◆ What to work on ◆
Leave out the pictures and repeat the data exactly.

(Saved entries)
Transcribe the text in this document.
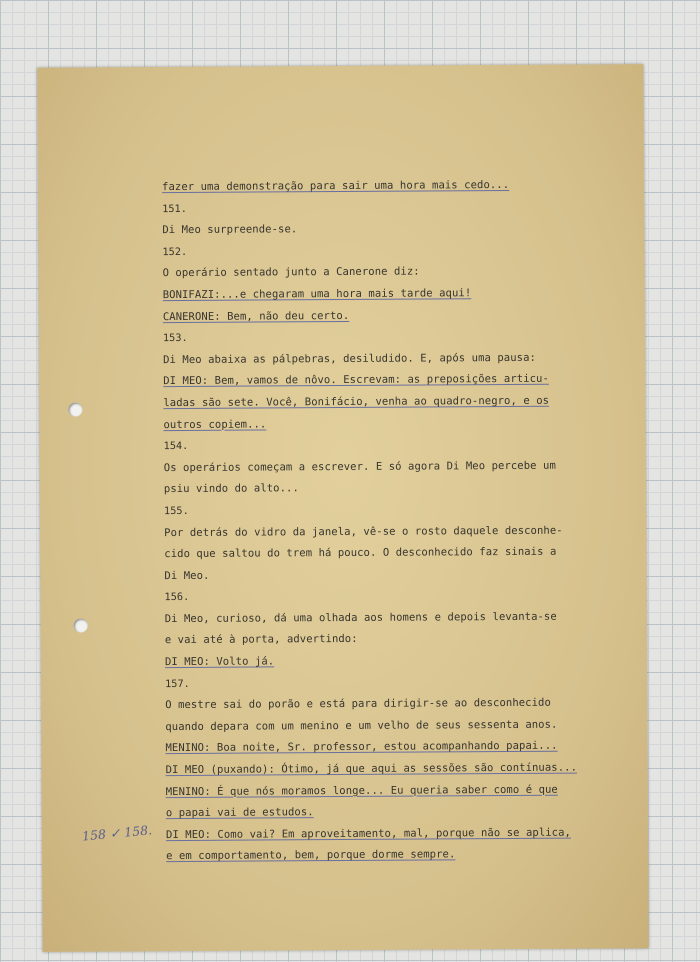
fazer uma demonstração para sair uma hora mais cedo...
151.
Di Meo surpreende-se.
152.
O operário sentado junto a Canerone diz:
BONIFAZI:...e chegaram uma hora mais tarde aqui!
CANERONE: Bem, não deu certo.
153.
Di Meo abaixa as pálpebras, desiludido. E, após uma pausa:
DI MEO: Bem, vamos de nôvo. Escrevam: as preposições articu-
ladas são sete. Você, Bonifácio, venha ao quadro-negro, e os
outros copiem...
154.
Os operários começam a escrever. E só agora Di Meo percebe um
psiu vindo do alto...
155.
Por detrás do vidro da janela, vê-se o rosto daquele desconhe-
cido que saltou do trem há pouco. O desconhecido faz sinais a
Di Meo.
156.
Di Meo, curioso, dá uma olhada aos homens e depois levanta-se
e vai até à porta, advertindo:
DI MEO: Volto já.
157.
O mestre sai do porão e está para dirigir-se ao desconhecido
quando depara com um menino e um velho de seus sessenta anos.
MENINO: Boa noite, Sr. professor, estou acompanhando papai...
DI MEO (puxando): Ótimo, já que aqui as sessões são contínuas...
MENINO: É que nós moramos longe... Eu queria saber como é que
o papai vai de estudos.
DI MEO: Como vai? Em aproveitamento, mal, porque não se aplica,
e em comportamento, bem, porque dorme sempre.
158 ✓ 158.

◆ Exercise solution ◆
Transcribe the text in this document.
fazer uma demonstração para sair uma hora mais cedo...
151.
Di Meo surpreende-se.
152.
O operário sentado junto a Canerone diz:
BONIFAZI:...e chegaram uma hora mais tarde aqui!
CANERONE: Bem, não deu certo.
153.
Di Meo abaixa as pálpebras, desiludido. E, após uma pausa:
DI MEO: Bem, vamos de nôvo. Escrevam: as preposições articu-
ladas são sete. Você, Bonifácio, venha ao quadro-negro, e os
outros copiem...
154.
Os operários começam a escrever. E só agora Di Meo percebe um
psiu vindo do alto...
155.
Por detrás do vidro da janela, vê-se o rosto daquele desconhe-
cido que saltou do trem há pouco. O desconhecido faz sinais a
Di Meo.
156.
Di Meo, curioso, dá uma olhada aos homens e depois levanta-se
e vai até à porta, advertindo:
DI MEO: Volto já.
157.
O mestre sai do porão e está para dirigir-se ao desconhecido
quando depara com um menino e um velho de seus sessenta anos.
MENINO: Boa noite, Sr. professor, estou acompanhando papai...
DI MEO (puxando): Ótimo, já que aqui as sessões são contínuas...
MENINO: É que nós moramos longe... Eu queria saber como é que
o papai vai de estudos.
DI MEO: Como vai? Em aproveitamento, mal, porque não se aplica,
e em comportamento, bem, porque dorme sempre.
158 ✓ 158.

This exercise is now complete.